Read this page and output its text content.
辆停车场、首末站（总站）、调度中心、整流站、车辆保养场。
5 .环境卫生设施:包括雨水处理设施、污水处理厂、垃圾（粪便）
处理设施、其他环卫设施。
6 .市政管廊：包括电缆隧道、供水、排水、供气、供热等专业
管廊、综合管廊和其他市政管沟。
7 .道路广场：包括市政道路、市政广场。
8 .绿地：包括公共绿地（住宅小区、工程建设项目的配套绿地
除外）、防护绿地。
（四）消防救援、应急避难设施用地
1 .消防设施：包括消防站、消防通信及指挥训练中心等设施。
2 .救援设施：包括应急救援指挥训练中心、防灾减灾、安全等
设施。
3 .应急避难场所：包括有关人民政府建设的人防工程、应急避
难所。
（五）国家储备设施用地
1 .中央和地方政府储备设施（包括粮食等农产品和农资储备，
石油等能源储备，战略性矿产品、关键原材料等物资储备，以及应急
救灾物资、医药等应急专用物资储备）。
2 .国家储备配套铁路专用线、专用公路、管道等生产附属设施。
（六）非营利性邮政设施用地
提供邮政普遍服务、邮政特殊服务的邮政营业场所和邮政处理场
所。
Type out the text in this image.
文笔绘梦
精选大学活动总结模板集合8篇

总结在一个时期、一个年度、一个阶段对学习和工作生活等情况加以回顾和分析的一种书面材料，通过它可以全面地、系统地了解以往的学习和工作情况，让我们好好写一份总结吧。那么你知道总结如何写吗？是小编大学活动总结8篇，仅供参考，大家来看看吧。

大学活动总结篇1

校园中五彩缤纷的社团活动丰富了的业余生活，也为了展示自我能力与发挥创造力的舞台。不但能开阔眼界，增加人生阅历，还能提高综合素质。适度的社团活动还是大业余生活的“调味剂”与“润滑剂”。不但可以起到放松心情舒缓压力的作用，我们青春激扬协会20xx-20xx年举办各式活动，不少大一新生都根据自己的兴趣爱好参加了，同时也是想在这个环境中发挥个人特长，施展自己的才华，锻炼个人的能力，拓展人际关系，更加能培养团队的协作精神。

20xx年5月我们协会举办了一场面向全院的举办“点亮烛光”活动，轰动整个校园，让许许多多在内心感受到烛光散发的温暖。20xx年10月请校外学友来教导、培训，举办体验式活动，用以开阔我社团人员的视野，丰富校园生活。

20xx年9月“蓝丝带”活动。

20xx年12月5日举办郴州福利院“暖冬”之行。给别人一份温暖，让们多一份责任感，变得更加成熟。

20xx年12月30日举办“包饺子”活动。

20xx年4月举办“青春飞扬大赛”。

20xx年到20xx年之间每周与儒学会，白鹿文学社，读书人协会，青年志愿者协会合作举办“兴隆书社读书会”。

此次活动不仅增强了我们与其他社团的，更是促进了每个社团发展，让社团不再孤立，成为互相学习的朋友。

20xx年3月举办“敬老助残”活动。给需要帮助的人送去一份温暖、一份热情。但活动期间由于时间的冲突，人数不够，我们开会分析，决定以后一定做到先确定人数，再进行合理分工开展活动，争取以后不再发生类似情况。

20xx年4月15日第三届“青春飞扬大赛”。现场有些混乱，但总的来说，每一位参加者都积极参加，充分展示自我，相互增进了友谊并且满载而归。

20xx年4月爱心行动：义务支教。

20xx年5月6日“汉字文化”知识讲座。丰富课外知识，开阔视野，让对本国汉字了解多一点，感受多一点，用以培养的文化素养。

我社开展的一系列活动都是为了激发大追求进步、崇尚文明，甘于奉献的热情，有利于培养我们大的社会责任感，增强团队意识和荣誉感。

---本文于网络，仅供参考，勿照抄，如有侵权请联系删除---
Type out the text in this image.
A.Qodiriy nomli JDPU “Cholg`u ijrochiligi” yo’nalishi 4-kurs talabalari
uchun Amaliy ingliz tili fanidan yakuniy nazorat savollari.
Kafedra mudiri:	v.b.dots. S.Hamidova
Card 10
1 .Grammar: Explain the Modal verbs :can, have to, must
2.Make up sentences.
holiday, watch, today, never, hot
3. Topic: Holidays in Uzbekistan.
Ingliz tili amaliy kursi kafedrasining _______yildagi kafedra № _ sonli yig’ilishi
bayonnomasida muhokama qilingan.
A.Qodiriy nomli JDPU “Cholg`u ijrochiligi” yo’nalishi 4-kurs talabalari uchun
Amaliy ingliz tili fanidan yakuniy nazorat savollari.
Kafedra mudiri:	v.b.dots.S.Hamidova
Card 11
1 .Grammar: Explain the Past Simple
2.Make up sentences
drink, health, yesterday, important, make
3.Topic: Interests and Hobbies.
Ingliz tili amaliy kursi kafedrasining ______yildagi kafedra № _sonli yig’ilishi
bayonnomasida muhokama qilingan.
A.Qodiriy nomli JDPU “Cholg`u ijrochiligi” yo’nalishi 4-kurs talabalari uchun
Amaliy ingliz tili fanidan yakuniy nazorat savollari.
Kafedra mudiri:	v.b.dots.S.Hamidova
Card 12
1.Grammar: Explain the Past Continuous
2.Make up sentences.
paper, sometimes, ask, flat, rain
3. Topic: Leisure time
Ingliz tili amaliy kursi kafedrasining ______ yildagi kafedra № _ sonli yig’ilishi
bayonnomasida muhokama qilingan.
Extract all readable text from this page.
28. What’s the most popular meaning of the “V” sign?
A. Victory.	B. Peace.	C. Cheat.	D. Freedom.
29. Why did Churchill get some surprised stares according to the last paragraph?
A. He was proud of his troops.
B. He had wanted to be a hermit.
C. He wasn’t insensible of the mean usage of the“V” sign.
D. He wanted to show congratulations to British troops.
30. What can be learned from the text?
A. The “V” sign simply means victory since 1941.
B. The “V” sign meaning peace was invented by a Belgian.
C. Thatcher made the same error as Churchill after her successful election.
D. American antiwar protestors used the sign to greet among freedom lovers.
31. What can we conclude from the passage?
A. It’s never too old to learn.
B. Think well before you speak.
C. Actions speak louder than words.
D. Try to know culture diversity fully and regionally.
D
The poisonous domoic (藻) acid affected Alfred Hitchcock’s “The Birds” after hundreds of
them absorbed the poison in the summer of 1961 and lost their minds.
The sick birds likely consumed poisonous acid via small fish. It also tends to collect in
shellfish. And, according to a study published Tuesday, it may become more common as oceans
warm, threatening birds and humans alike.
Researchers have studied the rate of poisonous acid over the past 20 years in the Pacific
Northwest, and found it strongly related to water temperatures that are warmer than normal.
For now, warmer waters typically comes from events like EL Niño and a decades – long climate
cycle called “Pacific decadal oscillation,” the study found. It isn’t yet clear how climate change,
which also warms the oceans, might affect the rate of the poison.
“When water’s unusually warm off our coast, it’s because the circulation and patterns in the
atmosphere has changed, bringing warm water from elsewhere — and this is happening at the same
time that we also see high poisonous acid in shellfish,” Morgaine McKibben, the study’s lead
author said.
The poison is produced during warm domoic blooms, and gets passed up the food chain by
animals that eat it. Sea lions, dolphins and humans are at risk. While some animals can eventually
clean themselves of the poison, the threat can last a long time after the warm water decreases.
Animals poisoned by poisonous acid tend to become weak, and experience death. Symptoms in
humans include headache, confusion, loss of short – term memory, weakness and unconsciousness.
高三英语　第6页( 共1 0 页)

▸ Exercise task: Count the lines above that contain the word "sign", and reply with only that number.

▸ Response to the task: 5